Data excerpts

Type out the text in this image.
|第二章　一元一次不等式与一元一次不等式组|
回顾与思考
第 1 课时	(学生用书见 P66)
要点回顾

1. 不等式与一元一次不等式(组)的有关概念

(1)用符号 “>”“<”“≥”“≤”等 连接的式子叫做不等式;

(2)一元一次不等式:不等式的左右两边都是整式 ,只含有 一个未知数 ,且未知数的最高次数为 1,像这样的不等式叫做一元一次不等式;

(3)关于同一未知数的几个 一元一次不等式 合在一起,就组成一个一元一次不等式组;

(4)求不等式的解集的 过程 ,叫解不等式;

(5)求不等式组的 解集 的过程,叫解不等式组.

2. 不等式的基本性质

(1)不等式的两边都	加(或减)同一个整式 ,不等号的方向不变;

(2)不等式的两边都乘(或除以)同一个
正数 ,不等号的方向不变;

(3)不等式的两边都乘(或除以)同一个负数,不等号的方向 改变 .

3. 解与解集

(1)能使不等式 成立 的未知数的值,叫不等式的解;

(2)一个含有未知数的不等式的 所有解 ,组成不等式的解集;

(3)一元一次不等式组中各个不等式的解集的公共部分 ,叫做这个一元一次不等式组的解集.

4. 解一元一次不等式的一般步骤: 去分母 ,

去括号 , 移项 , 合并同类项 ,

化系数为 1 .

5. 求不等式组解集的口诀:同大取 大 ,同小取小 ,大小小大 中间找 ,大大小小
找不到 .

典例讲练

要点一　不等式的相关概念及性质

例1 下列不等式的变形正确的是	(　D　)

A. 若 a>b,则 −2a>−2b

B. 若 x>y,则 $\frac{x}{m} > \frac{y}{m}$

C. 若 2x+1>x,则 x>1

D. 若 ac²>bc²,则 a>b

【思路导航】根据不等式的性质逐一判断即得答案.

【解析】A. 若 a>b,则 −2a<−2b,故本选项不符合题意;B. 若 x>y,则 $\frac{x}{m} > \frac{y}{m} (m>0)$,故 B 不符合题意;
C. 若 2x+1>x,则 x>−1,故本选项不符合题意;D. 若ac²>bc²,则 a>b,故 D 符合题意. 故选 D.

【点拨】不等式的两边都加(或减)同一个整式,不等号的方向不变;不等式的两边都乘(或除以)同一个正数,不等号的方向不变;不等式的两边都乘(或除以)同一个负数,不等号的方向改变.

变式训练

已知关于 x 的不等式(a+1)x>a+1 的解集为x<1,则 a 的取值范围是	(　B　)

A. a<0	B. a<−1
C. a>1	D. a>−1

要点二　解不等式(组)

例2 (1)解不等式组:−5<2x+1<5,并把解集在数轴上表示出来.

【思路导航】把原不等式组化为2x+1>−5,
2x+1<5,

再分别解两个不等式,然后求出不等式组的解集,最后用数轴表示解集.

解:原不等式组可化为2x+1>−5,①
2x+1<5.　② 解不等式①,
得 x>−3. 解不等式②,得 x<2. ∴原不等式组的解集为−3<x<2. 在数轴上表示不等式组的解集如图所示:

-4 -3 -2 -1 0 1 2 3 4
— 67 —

> [PROBLEM STATEMENT]:
Repeat the material from above exactly, word for word.

> [RESPONSE TO THE TASK]:
Type out the text in this image.
|第二章　一元一次不等式与一元一次不等式组|
回顾与思考
第 1 课时	(学生用书见 P66)
要点回顾

1. 不等式与一元一次不等式(组)的有关概念

(1)用符号 “>”“<”“≥”“≤”等 连接的式子叫做不等式;

(2)一元一次不等式:不等式的左右两边都是整式 ,只含有 一个未知数 ,且未知数的最高次数为 1,像这样的不等式叫做一元一次不等式;

(3)关于同一未知数的几个 一元一次不等式 合在一起,就组成一个一元一次不等式组;

(4)求不等式的解集的 过程 ,叫解不等式;

(5)求不等式组的 解集 的过程,叫解不等式组.

2. 不等式的基本性质

(1)不等式的两边都	加(或减)同一个整式 ,不等号的方向不变;

(2)不等式的两边都乘(或除以)同一个
正数 ,不等号的方向不变;

(3)不等式的两边都乘(或除以)同一个负数,不等号的方向 改变 .

3. 解与解集

(1)能使不等式 成立 的未知数的值,叫不等式的解;

(2)一个含有未知数的不等式的 所有解 ,组成不等式的解集;

(3)一元一次不等式组中各个不等式的解集的公共部分 ,叫做这个一元一次不等式组的解集.

4. 解一元一次不等式的一般步骤: 去分母 ,

去括号 , 移项 , 合并同类项 ,

化系数为 1 .

5. 求不等式组解集的口诀:同大取 大 ,同小取小 ,大小小大 中间找 ,大大小小
找不到 .

典例讲练

要点一　不等式的相关概念及性质

例1 下列不等式的变形正确的是	(　D　)

A. 若 a>b,则 −2a>−2b

B. 若 x>y,则 $\frac{x}{m} > \frac{y}{m}$

C. 若 2x+1>x,则 x>1

D. 若 ac²>bc²,则 a>b

【思路导航】根据不等式的性质逐一判断即得答案.

【解析】A. 若 a>b,则 −2a<−2b,故本选项不符合题意;B. 若 x>y,则 $\frac{x}{m} > \frac{y}{m} (m>0)$,故 B 不符合题意;
C. 若 2x+1>x,则 x>−1,故本选项不符合题意;D. 若ac²>bc²,则 a>b,故 D 符合题意. 故选 D.

【点拨】不等式的两边都加(或减)同一个整式,不等号的方向不变;不等式的两边都乘(或除以)同一个正数,不等号的方向不变;不等式的两边都乘(或除以)同一个负数,不等号的方向改变.

变式训练

已知关于 x 的不等式(a+1)x>a+1 的解集为x<1,则 a 的取值范围是	(　B　)

A. a<0	B. a<−1
C. a>1	D. a>−1

要点二　解不等式(组)

例2 (1)解不等式组:−5<2x+1<5,并把解集在数轴上表示出来.

【思路导航】把原不等式组化为2x+1>−5,
2x+1<5,

再分别解两个不等式,然后求出不等式组的解集,最后用数轴表示解集.

解:原不等式组可化为2x+1>−5,①
2x+1<5.　② 解不等式①,
得 x>−3. 解不等式②,得 x<2. ∴原不等式组的解集为−3<x<2. 在数轴上表示不等式组的解集如图所示:

-4 -3 -2 -1 0 1 2 3 4
— 67 —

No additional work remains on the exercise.